* TO BE DONE *
Turn every line of the rows below into a numbered list, leaving out blank lines.

* ITEMS *

===

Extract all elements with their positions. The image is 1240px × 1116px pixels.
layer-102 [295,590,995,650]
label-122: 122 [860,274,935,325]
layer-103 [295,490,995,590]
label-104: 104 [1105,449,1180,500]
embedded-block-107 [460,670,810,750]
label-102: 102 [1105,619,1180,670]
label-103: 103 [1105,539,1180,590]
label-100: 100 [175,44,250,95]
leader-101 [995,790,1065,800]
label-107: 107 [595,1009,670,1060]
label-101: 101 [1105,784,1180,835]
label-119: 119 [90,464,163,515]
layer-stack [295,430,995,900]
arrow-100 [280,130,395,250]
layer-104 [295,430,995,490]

===

* FULL RESPONSE *
1. Extract all elements with their positions. The image is 1240px × 1116px pixels.
2. layer-102 [295,590,995,650]
3. label-122: 122 [860,274,935,325]
4. layer-103 [295,490,995,590]
5. label-104: 104 [1105,449,1180,500]
6. embedded-block-107 [460,670,810,750]
7. label-102: 102 [1105,619,1180,670]
8. label-103: 103 [1105,539,1180,590]
9. label-100: 100 [175,44,250,95]
10. leader-101 [995,790,1065,800]
11. label-107: 107 [595,1009,670,1060]
12. label-101: 101 [1105,784,1180,835]
13. label-119: 119 [90,464,163,515]
14. layer-stack [295,430,995,900]
15. arrow-100 [280,130,395,250]
16. layer-104 [295,430,995,490]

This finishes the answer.